■ **Task statement**
Search the entries below. Return every line that has "text" in it.

· · · · ·

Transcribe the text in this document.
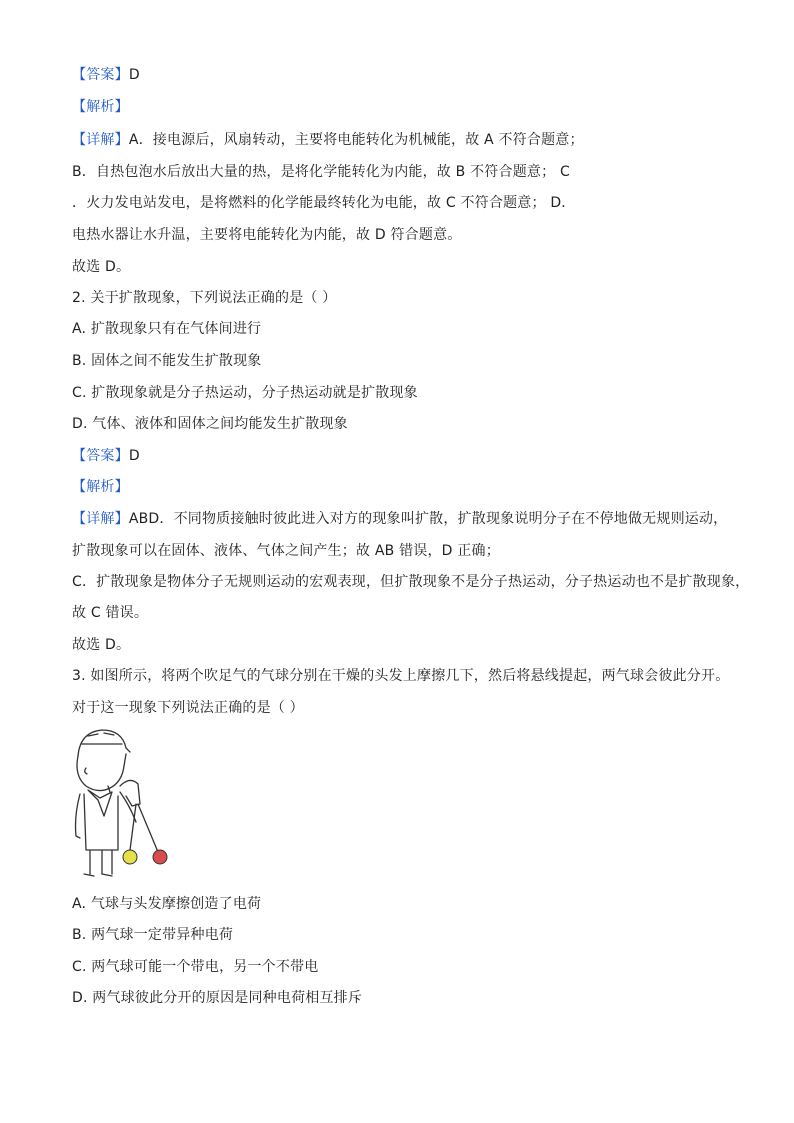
【答案】D
【解析】
【详解】A．接电源后，风扇转动，主要将电能转化为机械能，故 A 不符合题意；
B．自热包泡水后放出大量的热，是将化学能转化为内能，故 B 不符合题意； C
．火力发电站发电，是将燃料的化学能最终转化为电能，故 C 不符合题意； D．
电热水器让水升温，主要将电能转化为内能，故 D 符合题意。
故选 D。
2. 关于扩散现象，下列说法正确的是（ ）
A. 扩散现象只有在气体间进行
B. 固体之间不能发生扩散现象
C. 扩散现象就是分子热运动，分子热运动就是扩散现象
D. 气体、液体和固体之间均能发生扩散现象
【答案】D
【解析】
【详解】ABD．不同物质接触时彼此进入对方的现象叫扩散，扩散现象说明分子在不停地做无规则运动，
扩散现象可以在固体、液体、气体之间产生；故 AB 错误，D 正确；
C．扩散现象是物体分子无规则运动的宏观表现，但扩散现象不是分子热运动，分子热运动也不是扩散现象，
故 C 错误。
故选 D。
3. 如图所示，将两个吹足气的气球分别在干燥的头发上摩擦几下，然后将悬线提起，两气球会彼此分开。
对于这一现象下列说法正确的是（ ）
A. 气球与头发摩擦创造了电荷
B. 两气球一定带异种电荷
C. 两气球可能一个带电，另一个不带电
D. 两气球彼此分开的原因是同种电荷相互排斥
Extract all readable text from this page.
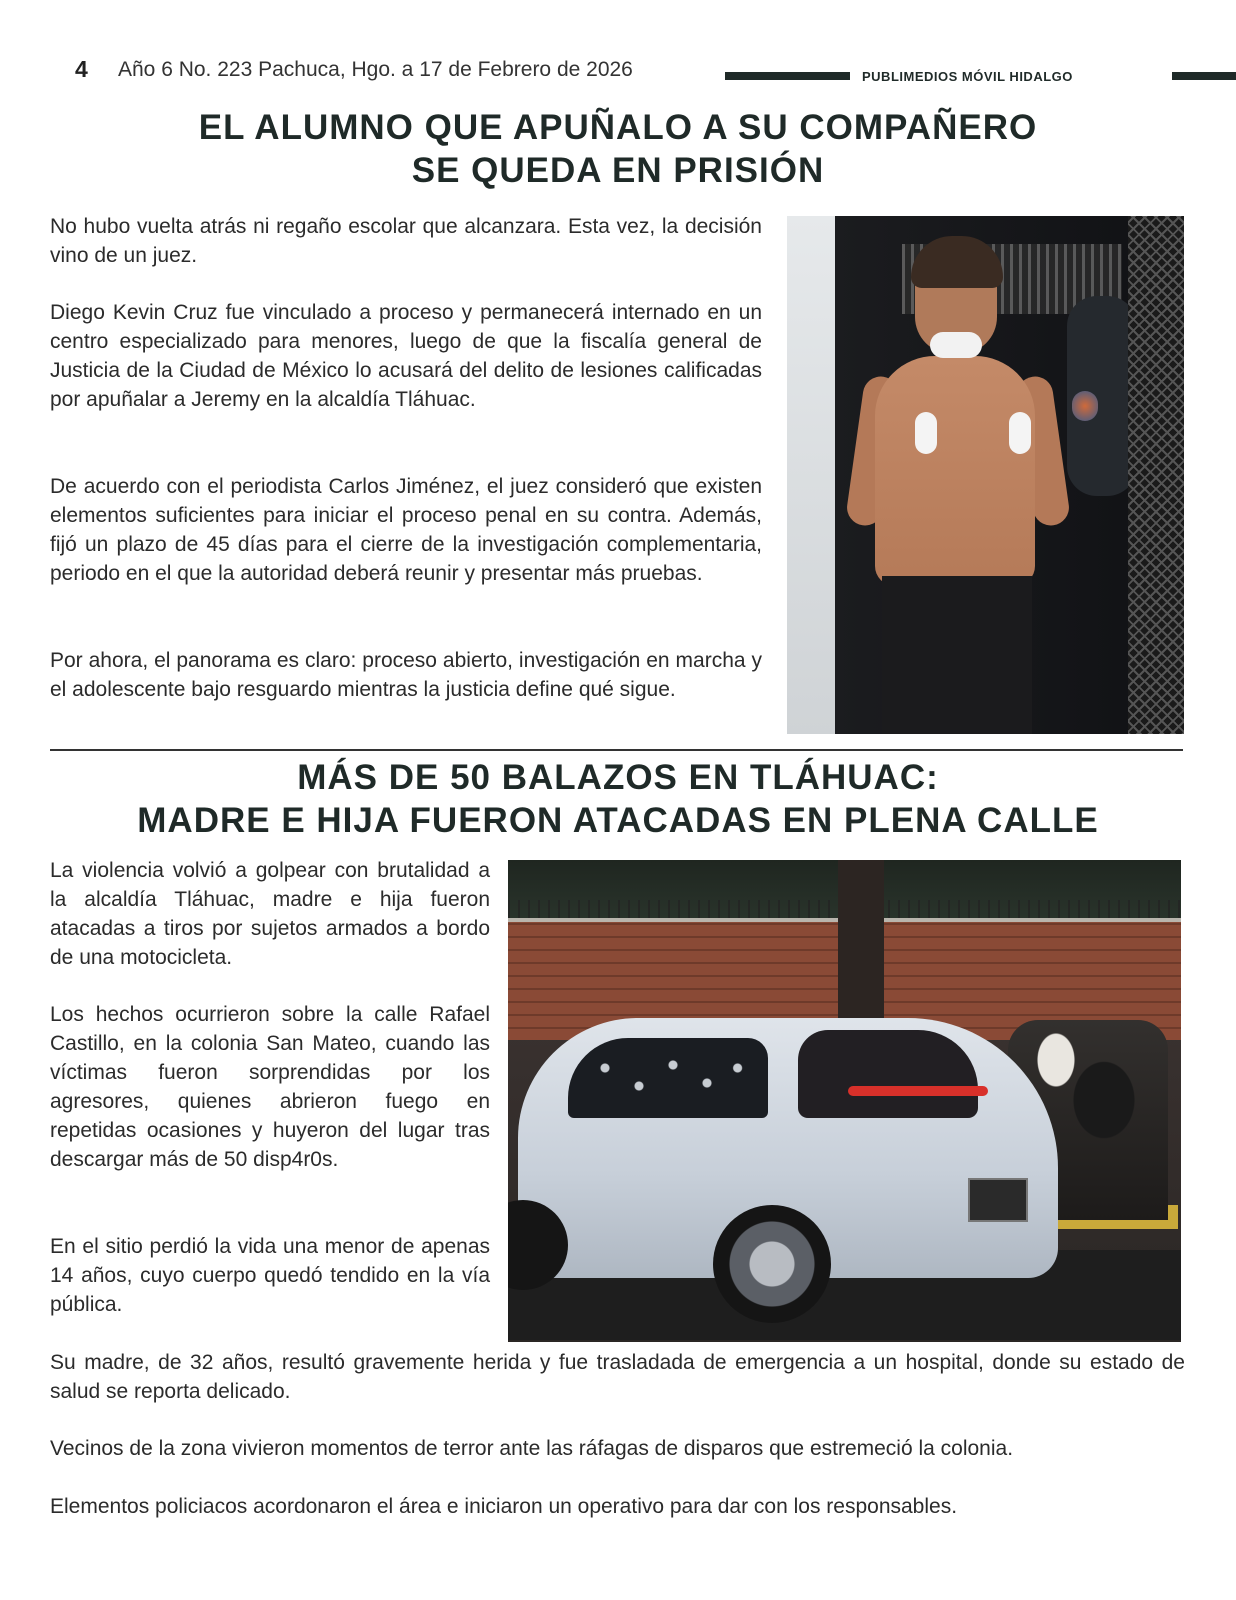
4 Año 6 No. 223 Pachuca, Hgo. a 17 de Febrero de 2026	PUBLIMEDIOS MÓVIL HIDALGO
EL ALUMNO QUE APUÑALO A SU COMPAÑERO
SE QUEDA EN PRISIÓN

No hubo vuelta atrás ni regaño escolar que alcanzara. Esta vez, la decisión vino de un juez.

Diego Kevin Cruz fue vinculado a proceso y permanecerá internado en un centro especializado para menores, luego de que la fiscalía general de Justicia de la Ciudad de México lo acusará del delito de lesiones calificadas por apuñalar a Jeremy en la alcaldía Tláhuac.

De acuerdo con el periodista Carlos Jiménez, el juez consideró que existen elementos suficientes para iniciar el proceso penal en su contra. Además, fijó un plazo de 45 días para el cierre de la investigación complementaria, periodo en el que la autoridad deberá reunir y presentar más pruebas.

Por ahora, el panorama es claro: proceso abierto, investigación en marcha y el adolescente bajo resguardo mientras la justicia define qué sigue.

MÁS DE 50 BALAZOS EN TLÁHUAC:
MADRE E HIJA FUERON ATACADAS EN PLENA CALLE

La violencia volvió a golpear con brutalidad a la alcaldía Tláhuac, madre e hija fueron atacadas a tiros por sujetos armados a bordo de una motocicleta.

Los hechos ocurrieron sobre la calle Rafael Castillo, en la colonia San Mateo, cuando las víctimas fueron sorprendidas por los agresores, quienes abrieron fuego en repetidas ocasiones y huyeron del lugar tras descargar más de 50 disp4r0s.

En el sitio perdió la vida una menor de apenas 14 años, cuyo cuerpo quedó tendido en la vía pública.

Su madre, de 32 años, resultó gravemente herida y fue trasladada de emergencia a un hospital, donde su estado de salud se reporta delicado.

Vecinos de la zona vivieron momentos de terror ante las ráfagas de disparos que estremeció la colonia.

Elementos policiacos acordonaron el área e iniciaron un operativo para dar con los responsables.
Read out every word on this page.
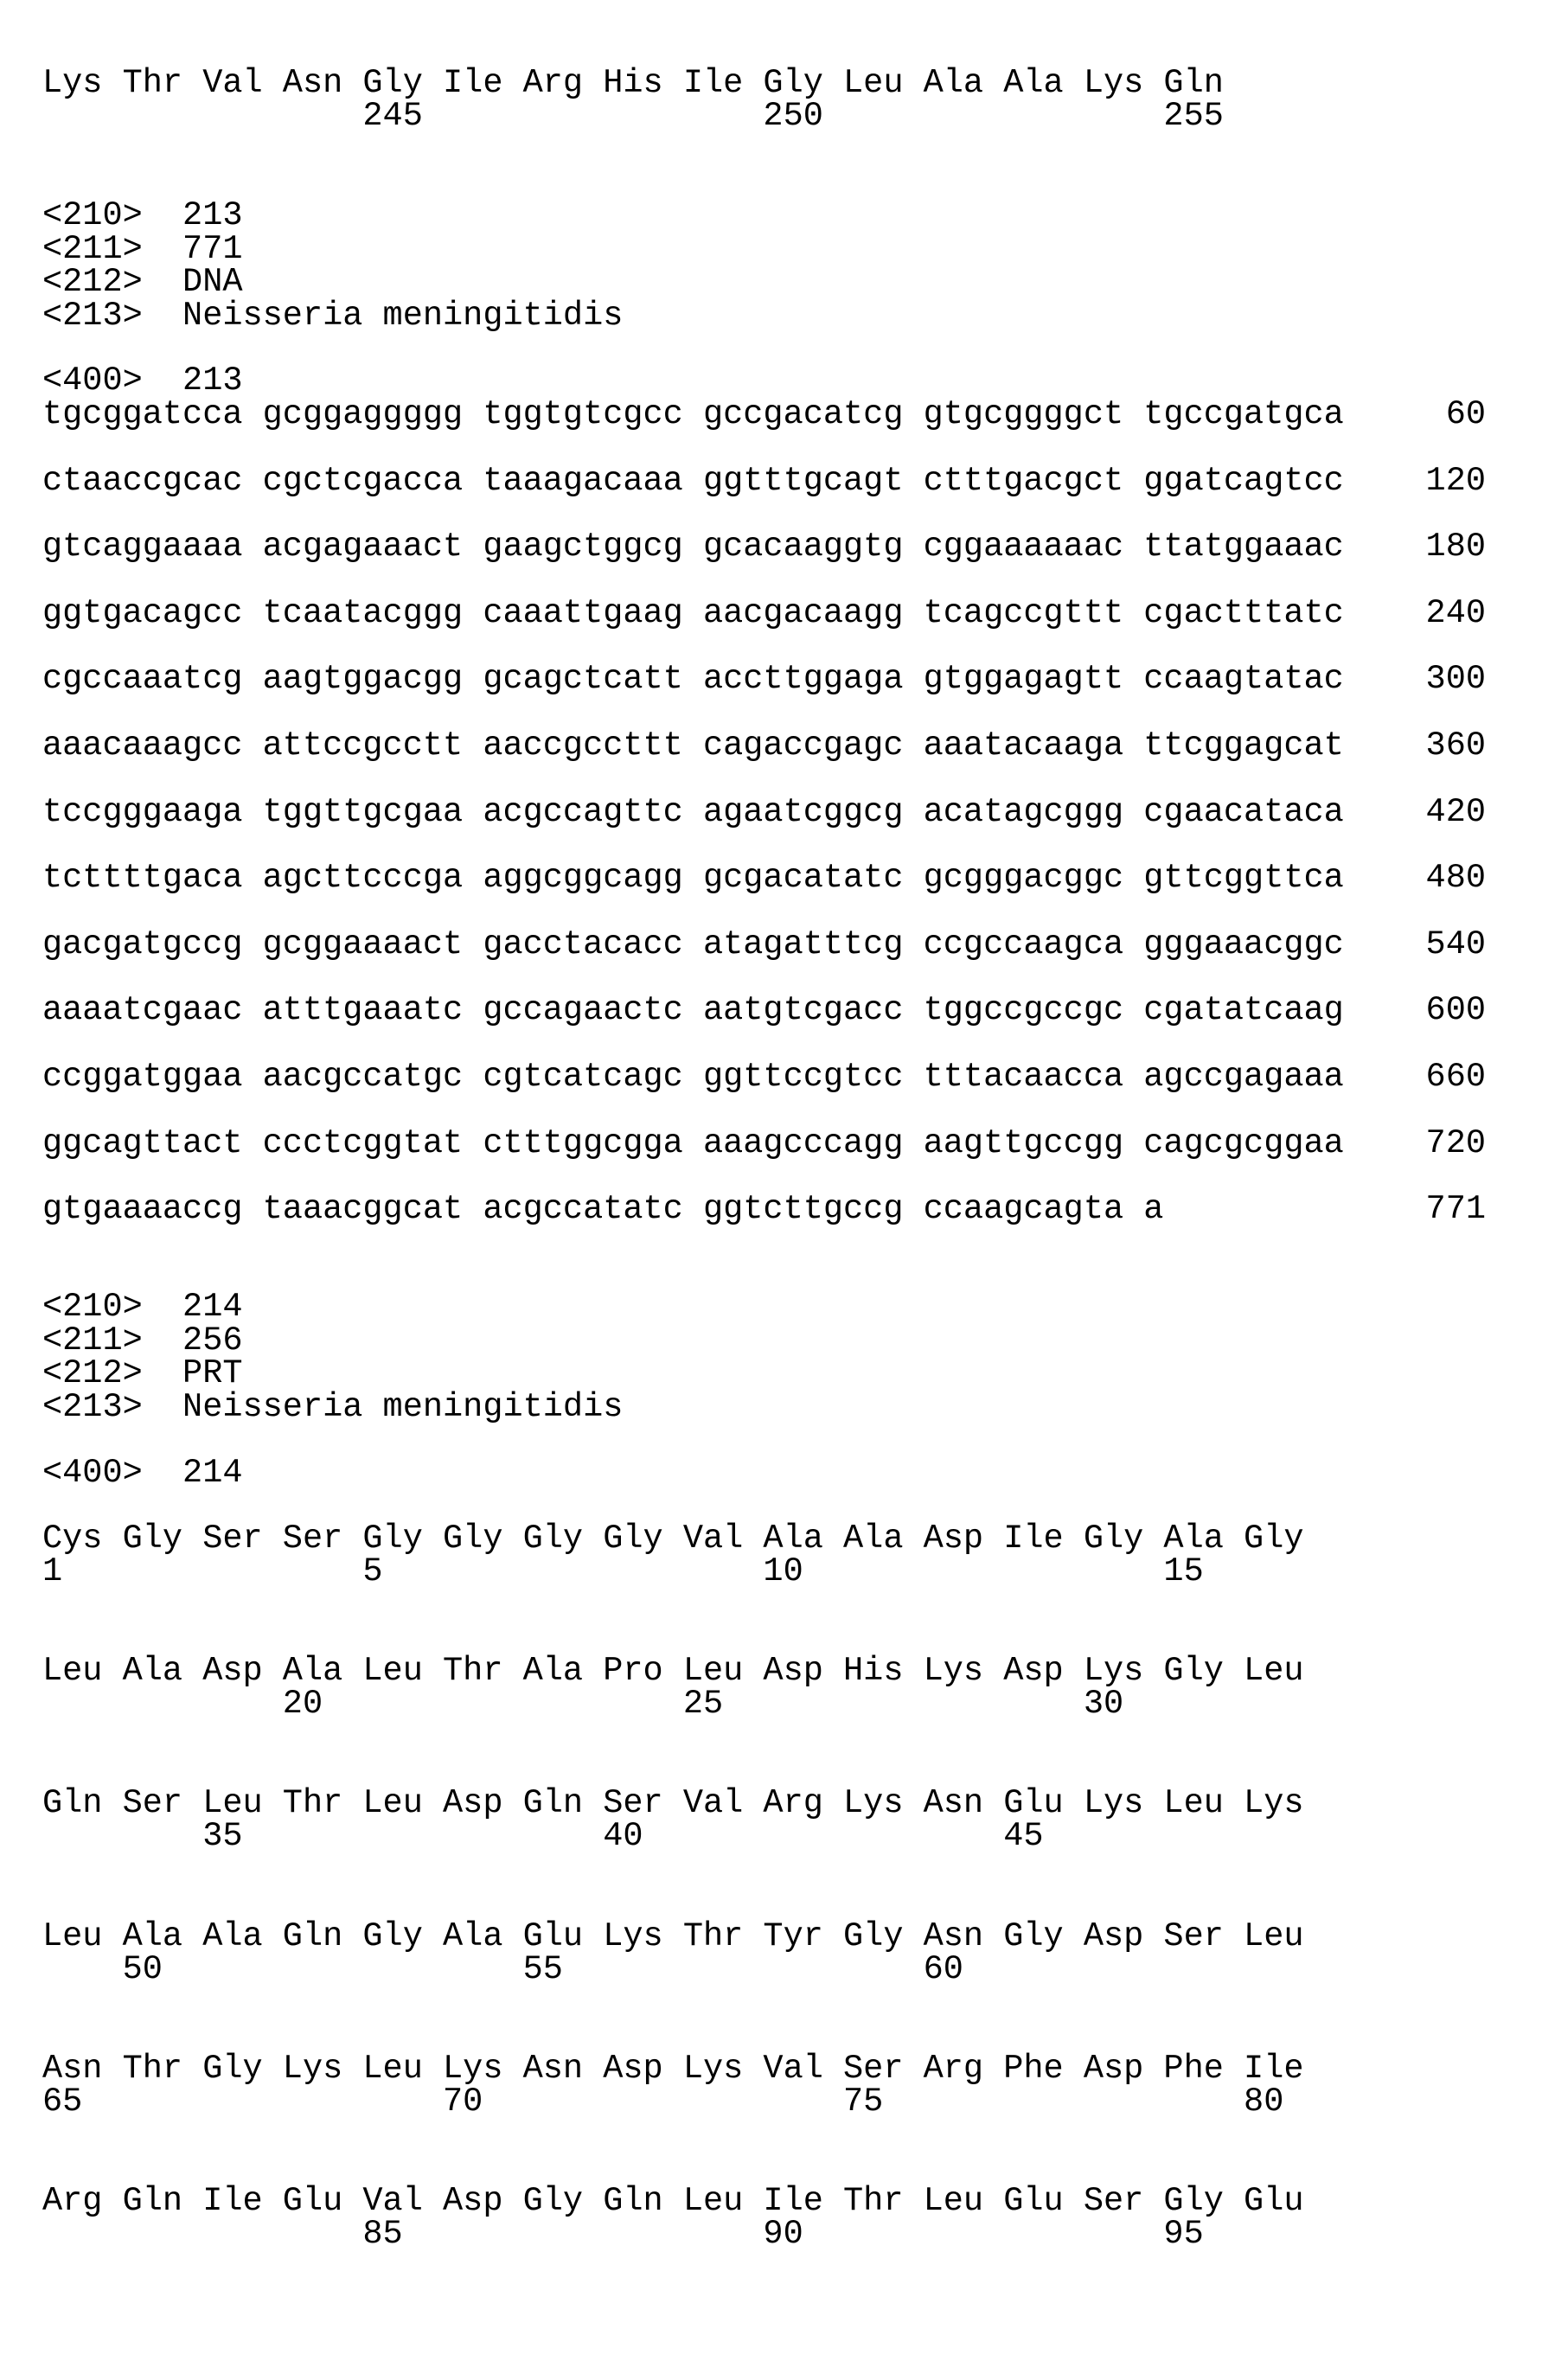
Lys Thr Val Asn Gly Ile Arg His Ile Gly Leu Ala Ala Lys Gln
245                 250                 255
<210>  213
<211>  771
<212>  DNA
<213>  Neisseria meningitidis
<400>  213
tgcggatcca gcggaggggg tggtgtcgcc gccgacatcg gtgcggggct tgccgatgca	60
ctaaccgcac cgctcgacca taaagacaaa ggtttgcagt ctttgacgct ggatcagtcc 120
gtcaggaaaa acgagaaact gaagctggcg gcacaaggtg cggaaaaaac ttatggaaac 180
ggtgacagcc tcaatacggg caaattgaag aacgacaagg tcagccgttt cgactttatc 240
cgccaaatcg aagtggacgg gcagctcatt accttggaga gtggagagtt ccaagtatac 300
aaacaaagcc attccgcctt aaccgccttt cagaccgagc aaatacaaga ttcggagcat 360
tccgggaaga tggttgcgaa acgccagttc agaatcggcg acatagcggg cgaacataca 420
tcttttgaca agcttcccga aggcggcagg gcgacatatc gcgggacggc gttcggttca 480
gacgatgccg gcggaaaact gacctacacc atagatttcg ccgccaagca gggaaacggc 540
aaaatcgaac atttgaaatc gccagaactc aatgtcgacc tggccgccgc cgatatcaag 600
ccggatggaa aacgccatgc cgtcatcagc ggttccgtcc tttacaacca agccgagaaa 660
ggcagttact ccctcggtat ctttggcgga aaagcccagg aagttgccgg cagcgcggaa 720
gtgaaaaccg taaacggcat acgccatatc ggtcttgccg ccaagcagta a	771
<210>  214
<211>  256
<212>  PRT
<213>  Neisseria meningitidis
<400>  214
Cys Gly Ser Ser Gly Gly Gly Gly Val Ala Ala Asp Ile Gly Ala Gly
1               5                   10                  15
Leu Ala Asp Ala Leu Thr Ala Pro Leu Asp His Lys Asp Lys Gly Leu
20                  25                  30
Gln Ser Leu Thr Leu Asp Gln Ser Val Arg Lys Asn Glu Lys Leu Lys
35                  40                  45
Leu Ala Ala Gln Gly Ala Glu Lys Thr Tyr Gly Asn Gly Asp Ser Leu
50                  55                  60
Asn Thr Gly Lys Leu Lys Asn Asp Lys Val Ser Arg Phe Asp Phe Ile
65                  70                  75                  80
Arg Gln Ile Glu Val Asp Gly Gln Leu Ile Thr Leu Glu Ser Gly Glu
85                  90                  95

· · · · ·

■ **Exercise result**
Transcribe the text in this document.
Extract all readable text from this page.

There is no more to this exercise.